[Data entries for graphics]

────────

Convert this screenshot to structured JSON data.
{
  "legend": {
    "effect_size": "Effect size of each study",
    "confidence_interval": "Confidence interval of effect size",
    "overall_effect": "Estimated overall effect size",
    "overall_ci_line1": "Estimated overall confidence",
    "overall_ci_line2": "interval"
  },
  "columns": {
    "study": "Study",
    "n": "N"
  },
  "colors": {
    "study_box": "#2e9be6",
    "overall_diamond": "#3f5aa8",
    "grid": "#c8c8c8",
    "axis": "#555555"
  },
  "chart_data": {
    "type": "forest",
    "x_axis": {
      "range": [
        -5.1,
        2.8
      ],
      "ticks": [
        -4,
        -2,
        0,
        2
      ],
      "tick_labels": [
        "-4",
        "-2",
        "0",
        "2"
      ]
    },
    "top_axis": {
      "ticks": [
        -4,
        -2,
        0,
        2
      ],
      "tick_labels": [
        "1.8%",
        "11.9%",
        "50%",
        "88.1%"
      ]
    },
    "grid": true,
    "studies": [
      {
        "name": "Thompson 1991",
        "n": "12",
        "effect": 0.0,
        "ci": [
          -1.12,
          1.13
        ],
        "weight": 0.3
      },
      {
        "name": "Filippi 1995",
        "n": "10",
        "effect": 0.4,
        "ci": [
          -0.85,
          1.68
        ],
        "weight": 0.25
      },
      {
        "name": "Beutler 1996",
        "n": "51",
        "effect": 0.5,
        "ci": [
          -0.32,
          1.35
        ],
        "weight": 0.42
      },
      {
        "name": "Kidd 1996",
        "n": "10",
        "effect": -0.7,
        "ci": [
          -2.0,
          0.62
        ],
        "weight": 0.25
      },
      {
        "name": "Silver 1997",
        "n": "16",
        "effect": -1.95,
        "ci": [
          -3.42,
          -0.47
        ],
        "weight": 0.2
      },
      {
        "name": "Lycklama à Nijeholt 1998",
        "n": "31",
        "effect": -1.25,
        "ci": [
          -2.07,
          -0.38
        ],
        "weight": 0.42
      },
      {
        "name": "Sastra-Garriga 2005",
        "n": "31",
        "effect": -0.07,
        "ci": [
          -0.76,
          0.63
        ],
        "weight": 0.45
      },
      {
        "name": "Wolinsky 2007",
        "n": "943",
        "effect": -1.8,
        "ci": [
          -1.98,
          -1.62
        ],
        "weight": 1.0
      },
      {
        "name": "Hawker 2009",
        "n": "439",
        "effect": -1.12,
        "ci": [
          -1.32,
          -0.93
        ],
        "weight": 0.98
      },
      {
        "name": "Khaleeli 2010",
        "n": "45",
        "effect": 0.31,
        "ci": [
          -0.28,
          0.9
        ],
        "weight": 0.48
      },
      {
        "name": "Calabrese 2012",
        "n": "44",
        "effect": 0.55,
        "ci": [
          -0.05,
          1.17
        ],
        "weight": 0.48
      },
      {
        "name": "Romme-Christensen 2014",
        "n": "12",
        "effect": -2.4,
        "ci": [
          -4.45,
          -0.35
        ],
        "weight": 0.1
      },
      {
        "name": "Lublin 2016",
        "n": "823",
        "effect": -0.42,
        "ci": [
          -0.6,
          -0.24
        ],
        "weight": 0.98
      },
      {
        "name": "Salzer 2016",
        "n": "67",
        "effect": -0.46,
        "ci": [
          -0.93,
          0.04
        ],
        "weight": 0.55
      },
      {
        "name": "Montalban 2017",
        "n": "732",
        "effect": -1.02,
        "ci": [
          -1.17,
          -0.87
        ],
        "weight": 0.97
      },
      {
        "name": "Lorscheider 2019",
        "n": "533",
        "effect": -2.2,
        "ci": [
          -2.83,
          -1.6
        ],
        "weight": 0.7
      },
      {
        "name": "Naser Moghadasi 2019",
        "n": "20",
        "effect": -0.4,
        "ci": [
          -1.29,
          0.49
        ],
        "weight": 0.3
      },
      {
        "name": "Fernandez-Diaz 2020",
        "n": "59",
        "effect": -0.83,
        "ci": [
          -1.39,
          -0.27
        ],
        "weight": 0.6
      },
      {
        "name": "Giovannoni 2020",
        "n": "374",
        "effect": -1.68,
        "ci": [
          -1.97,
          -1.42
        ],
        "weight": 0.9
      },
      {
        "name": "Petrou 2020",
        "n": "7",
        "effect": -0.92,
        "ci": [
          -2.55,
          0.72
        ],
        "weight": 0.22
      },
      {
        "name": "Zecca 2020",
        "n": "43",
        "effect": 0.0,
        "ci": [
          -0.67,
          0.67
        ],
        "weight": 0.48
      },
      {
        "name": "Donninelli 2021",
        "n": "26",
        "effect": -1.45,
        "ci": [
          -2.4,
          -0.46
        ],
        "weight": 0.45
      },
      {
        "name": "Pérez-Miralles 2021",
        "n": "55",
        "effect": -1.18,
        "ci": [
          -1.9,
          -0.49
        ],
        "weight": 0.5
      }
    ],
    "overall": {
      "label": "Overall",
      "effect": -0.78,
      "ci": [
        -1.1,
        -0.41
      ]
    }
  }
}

────────

Give back the whole listing exactly as it reads.

Convert this screenshot to structured JSON data.
{
  "legend": {
    "effect_size": "Effect size of each study",
    "confidence_interval": "Confidence interval of effect size",
    "overall_effect": "Estimated overall effect size",
    "overall_ci_line1": "Estimated overall confidence",
    "overall_ci_line2": "interval"
  },
  "columns": {
    "study": "Study",
    "n": "N"
  },
  "colors": {
    "study_box": "#2e9be6",
    "overall_diamond": "#3f5aa8",
    "grid": "#c8c8c8",
    "axis": "#555555"
  },
  "chart_data": {
    "type": "forest",
    "x_axis": {
      "range": [
        -5.1,
        2.8
      ],
      "ticks": [
        -4,
        -2,
        0,
        2
      ],
      "tick_labels": [
        "-4",
        "-2",
        "0",
        "2"
      ]
    },
    "top_axis": {
      "ticks": [
        -4,
        -2,
        0,
        2
      ],
      "tick_labels": [
        "1.8%",
        "11.9%",
        "50%",
        "88.1%"
      ]
    },
    "grid": true,
    "studies": [
      {
        "name": "Thompson 1991",
        "n": "12",
        "effect": 0.0,
        "ci": [
          -1.12,
          1.13
        ],
        "weight": 0.3
      },
      {
        "name": "Filippi 1995",
        "n": "10",
        "effect": 0.4,
        "ci": [
          -0.85,
          1.68
        ],
        "weight": 0.25
      },
      {
        "name": "Beutler 1996",
        "n": "51",
        "effect": 0.5,
        "ci": [
          -0.32,
          1.35
        ],
        "weight": 0.42
      },
      {
        "name": "Kidd 1996",
        "n": "10",
        "effect": -0.7,
        "ci": [
          -2.0,
          0.62
        ],
        "weight": 0.25
      },
      {
        "name": "Silver 1997",
        "n": "16",
        "effect": -1.95,
        "ci": [
          -3.42,
          -0.47
        ],
        "weight": 0.2
      },
      {
        "name": "Lycklama à Nijeholt 1998",
        "n": "31",
        "effect": -1.25,
        "ci": [
          -2.07,
          -0.38
        ],
        "weight": 0.42
      },
      {
        "name": "Sastra-Garriga 2005",
        "n": "31",
        "effect": -0.07,
        "ci": [
          -0.76,
          0.63
        ],
        "weight": 0.45
      },
      {
        "name": "Wolinsky 2007",
        "n": "943",
        "effect": -1.8,
        "ci": [
          -1.98,
          -1.62
        ],
        "weight": 1.0
      },
      {
        "name": "Hawker 2009",
        "n": "439",
        "effect": -1.12,
        "ci": [
          -1.32,
          -0.93
        ],
        "weight": 0.98
      },
      {
        "name": "Khaleeli 2010",
        "n": "45",
        "effect": 0.31,
        "ci": [
          -0.28,
          0.9
        ],
        "weight": 0.48
      },
      {
        "name": "Calabrese 2012",
        "n": "44",
        "effect": 0.55,
        "ci": [
          -0.05,
          1.17
        ],
        "weight": 0.48
      },
      {
        "name": "Romme-Christensen 2014",
        "n": "12",
        "effect": -2.4,
        "ci": [
          -4.45,
          -0.35
        ],
        "weight": 0.1
      },
      {
        "name": "Lublin 2016",
        "n": "823",
        "effect": -0.42,
        "ci": [
          -0.6,
          -0.24
        ],
        "weight": 0.98
      },
      {
        "name": "Salzer 2016",
        "n": "67",
        "effect": -0.46,
        "ci": [
          -0.93,
          0.04
        ],
        "weight": 0.55
      },
      {
        "name": "Montalban 2017",
        "n": "732",
        "effect": -1.02,
        "ci": [
          -1.17,
          -0.87
        ],
        "weight": 0.97
      },
      {
        "name": "Lorscheider 2019",
        "n": "533",
        "effect": -2.2,
        "ci": [
          -2.83,
          -1.6
        ],
        "weight": 0.7
      },
      {
        "name": "Naser Moghadasi 2019",
        "n": "20",
        "effect": -0.4,
        "ci": [
          -1.29,
          0.49
        ],
        "weight": 0.3
      },
      {
        "name": "Fernandez-Diaz 2020",
        "n": "59",
        "effect": -0.83,
        "ci": [
          -1.39,
          -0.27
        ],
        "weight": 0.6
      },
      {
        "name": "Giovannoni 2020",
        "n": "374",
        "effect": -1.68,
        "ci": [
          -1.97,
          -1.42
        ],
        "weight": 0.9
      },
      {
        "name": "Petrou 2020",
        "n": "7",
        "effect": -0.92,
        "ci": [
          -2.55,
          0.72
        ],
        "weight": 0.22
      },
      {
        "name": "Zecca 2020",
        "n": "43",
        "effect": 0.0,
        "ci": [
          -0.67,
          0.67
        ],
        "weight": 0.48
      },
      {
        "name": "Donninelli 2021",
        "n": "26",
        "effect": -1.45,
        "ci": [
          -2.4,
          -0.46
        ],
        "weight": 0.45
      },
      {
        "name": "Pérez-Miralles 2021",
        "n": "55",
        "effect": -1.18,
        "ci": [
          -1.9,
          -0.49
        ],
        "weight": 0.5
      }
    ],
    "overall": {
      "label": "Overall",
      "effect": -0.78,
      "ci": [
        -1.1,
        -0.41
      ]
    }
  }
}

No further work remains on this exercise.